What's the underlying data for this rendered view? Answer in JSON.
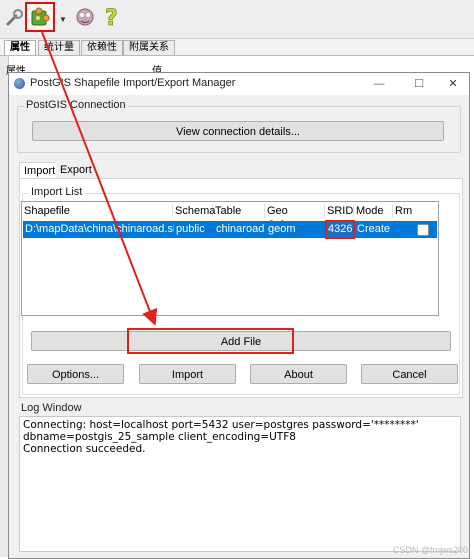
{
  "host": {
    "toolbar": {
      "icons": [
        "wrench-icon",
        "puzzle-plugin-icon",
        "dropdown-caret-icon",
        "plugin-manager-icon",
        "help-icon"
      ],
      "highlight_color": "#e0201b"
    },
    "tabs": [
      {
        "label": "属性",
        "active": true
      },
      {
        "label": "统计量",
        "active": false
      },
      {
        "label": "依赖性",
        "active": false
      },
      {
        "label": "附属关系",
        "active": false
      }
    ],
    "grid_headers": [
      "属性",
      "值"
    ]
  },
  "dialog": {
    "title": "PostGIS Shapefile Import/Export Manager",
    "controls": {
      "minimize": "—",
      "maximize": "☐",
      "close": "✕"
    },
    "connection": {
      "group_title": "PostGIS Connection",
      "view_button": "View connection details..."
    },
    "tabs": [
      {
        "label": "Import",
        "active": true
      },
      {
        "label": "Export",
        "active": false
      }
    ],
    "import_list": {
      "group_title": "Import List",
      "columns": [
        "Shapefile",
        "Schema",
        "Table",
        "Geo Column",
        "SRID",
        "Mode",
        "Rm"
      ],
      "rows": [
        {
          "shapefile": "D:\\mapData\\china\\chinaroad.shp",
          "schema": "public",
          "table": "chinaroad",
          "geo_column": "geom",
          "srid": "4326",
          "mode": "Create",
          "rm": false
        }
      ],
      "selection_color": "#0078d7",
      "add_file_button": "Add File"
    },
    "buttons": {
      "options": "Options...",
      "import": "Import",
      "about": "About",
      "cancel": "Cancel"
    },
    "log": {
      "group_title": "Log Window",
      "lines": [
        "Connecting:  host=localhost port=5432 user=postgres password='********'",
        "dbname=postgis_25_sample client_encoding=UTF8",
        "Connection succeeded."
      ]
    }
  },
  "watermark": "CSDN @fmjws200"
}
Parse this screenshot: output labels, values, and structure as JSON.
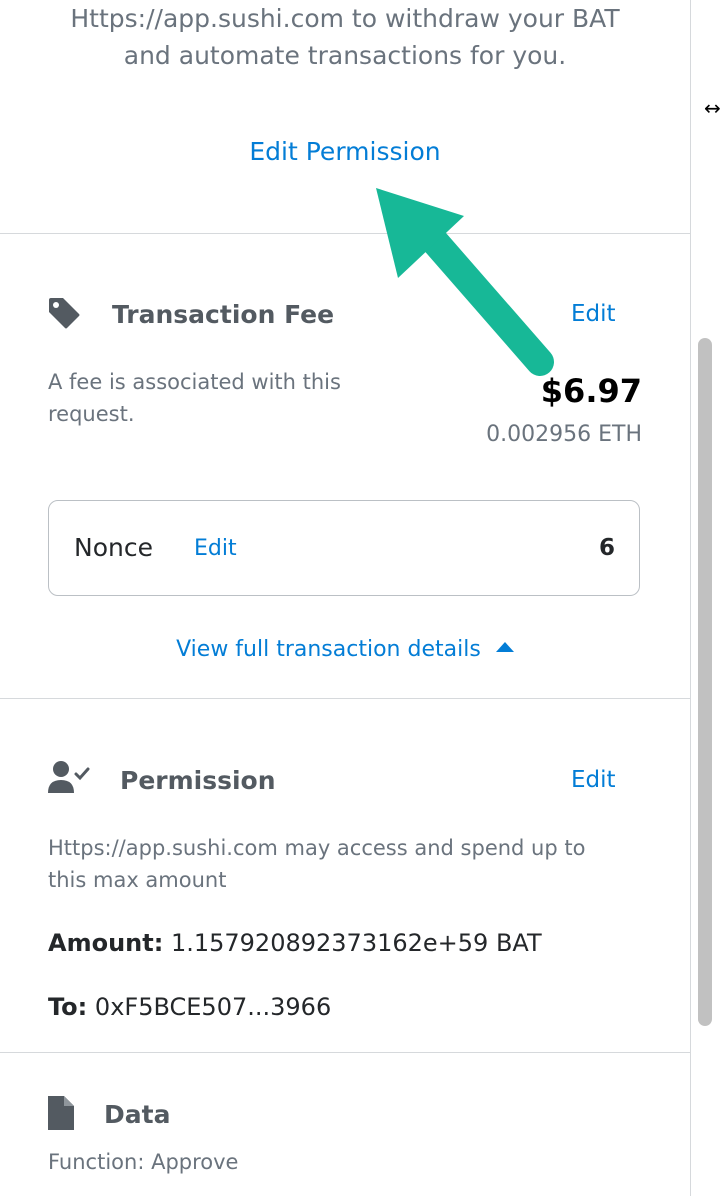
{
  "intro": {
    "line1": "Https://app.sushi.com to withdraw your BAT",
    "line2": "and automate transactions for you.",
    "edit_permission": "Edit Permission"
  },
  "fee": {
    "title": "Transaction Fee",
    "edit": "Edit",
    "desc_line1": "A fee is associated with this",
    "desc_line2": "request.",
    "usd": "$6.97",
    "eth": "0.002956 ETH"
  },
  "nonce": {
    "label": "Nonce",
    "edit": "Edit",
    "value": "6"
  },
  "details_link": "View full transaction details",
  "permission": {
    "title": "Permission",
    "edit": "Edit",
    "desc_line1": "Https://app.sushi.com may access and spend up to",
    "desc_line2": "this max amount",
    "amount_label": "Amount:",
    "amount_value": "1.157920892373162e+59 BAT",
    "to_label": "To:",
    "to_value": "0xF5BCE507...3966"
  },
  "data_section": {
    "title": "Data",
    "function": "Function: Approve"
  },
  "colors": {
    "link": "#037dd6",
    "arrow": "#17b897",
    "text_gray": "#6a737d"
  }
}
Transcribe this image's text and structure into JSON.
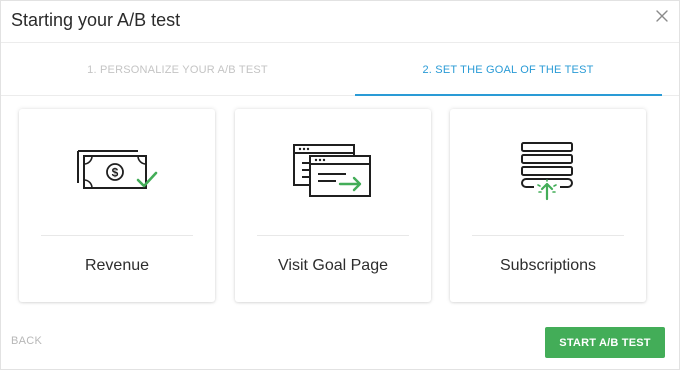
{
  "header": {
    "title": "Starting your A/B test",
    "close_icon": "close-icon"
  },
  "steps": [
    {
      "label": "1. PERSONALIZE YOUR A/B TEST",
      "active": false
    },
    {
      "label": "2. SET THE GOAL OF THE TEST",
      "active": true
    }
  ],
  "goals": [
    {
      "label": "Revenue",
      "icon": "revenue-icon"
    },
    {
      "label": "Visit Goal Page",
      "icon": "visit-page-icon"
    },
    {
      "label": "Subscriptions",
      "icon": "subscriptions-icon"
    }
  ],
  "footer": {
    "back_label": "BACK",
    "start_label": "START A/B TEST"
  },
  "colors": {
    "accent": "#2a9bd6",
    "success": "#43ad58",
    "muted": "#c4c4c4"
  }
}
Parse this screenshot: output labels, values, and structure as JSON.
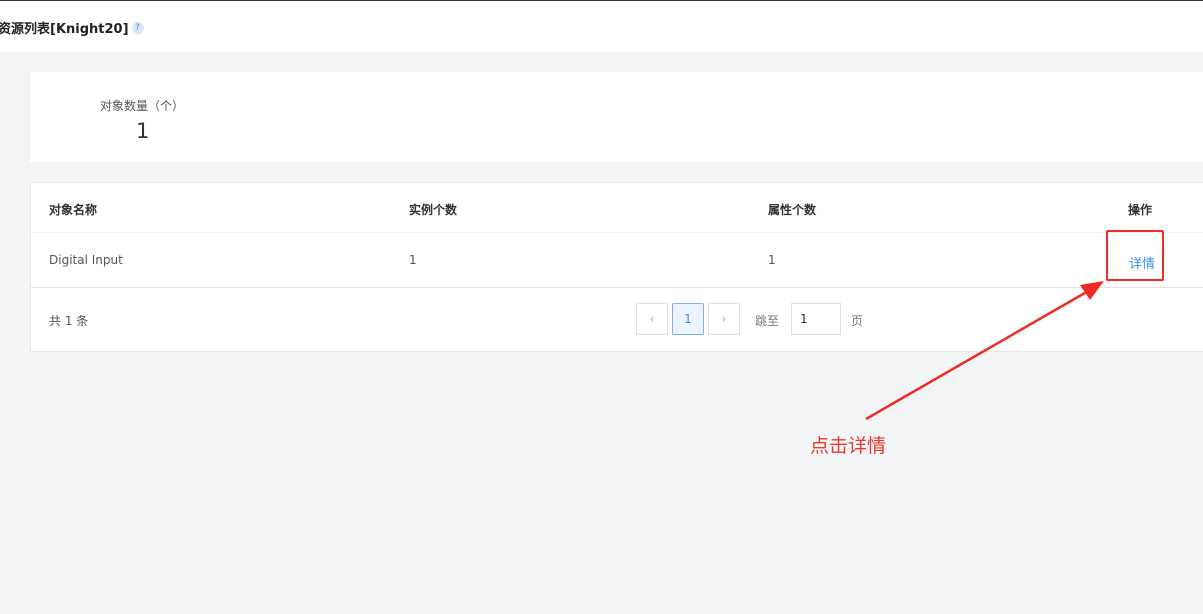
{
  "header": {
    "title": "资源列表[Knight20]",
    "help_icon": "?"
  },
  "stats": {
    "label": "对象数量（个）",
    "value": "1"
  },
  "table": {
    "columns": [
      "对象名称",
      "实例个数",
      "属性个数",
      "操作"
    ],
    "rows": [
      {
        "name": "Digital Input",
        "instances": "1",
        "attributes": "1",
        "action": "详情"
      }
    ]
  },
  "pagination": {
    "total_text": "共 1 条",
    "prev": "‹",
    "current_page": "1",
    "next": "›",
    "goto_label": "跳至",
    "goto_value": "1",
    "page_suffix": "页"
  },
  "annotation": {
    "text": "点击详情",
    "color": "#e53a2f"
  }
}
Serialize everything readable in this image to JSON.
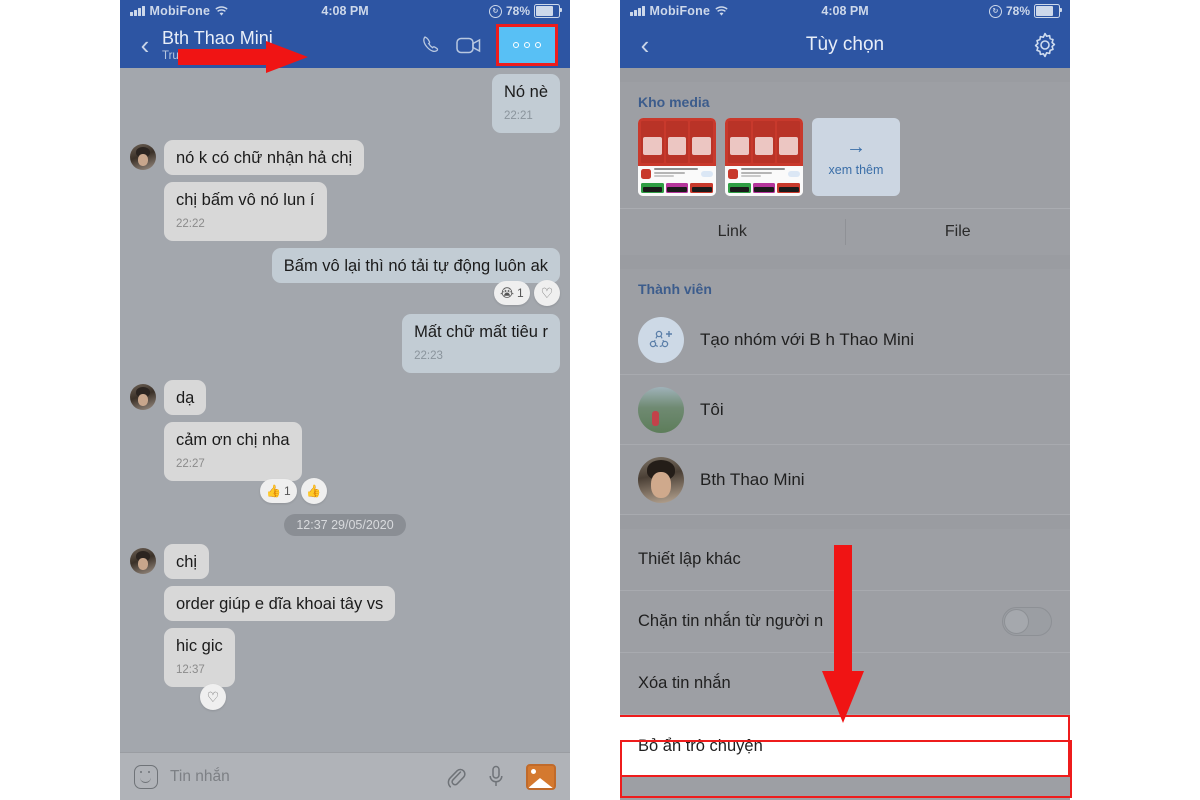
+--
> TASK REQUIREMENTS
Which lines of the data include "sushi"? Copy each of them.

> THE RESPONSE
    "line1": "Https://app.sushi.com to withdraw your BAT",
    "desc_line1": "Https://app.sushi.com may access and spend up to",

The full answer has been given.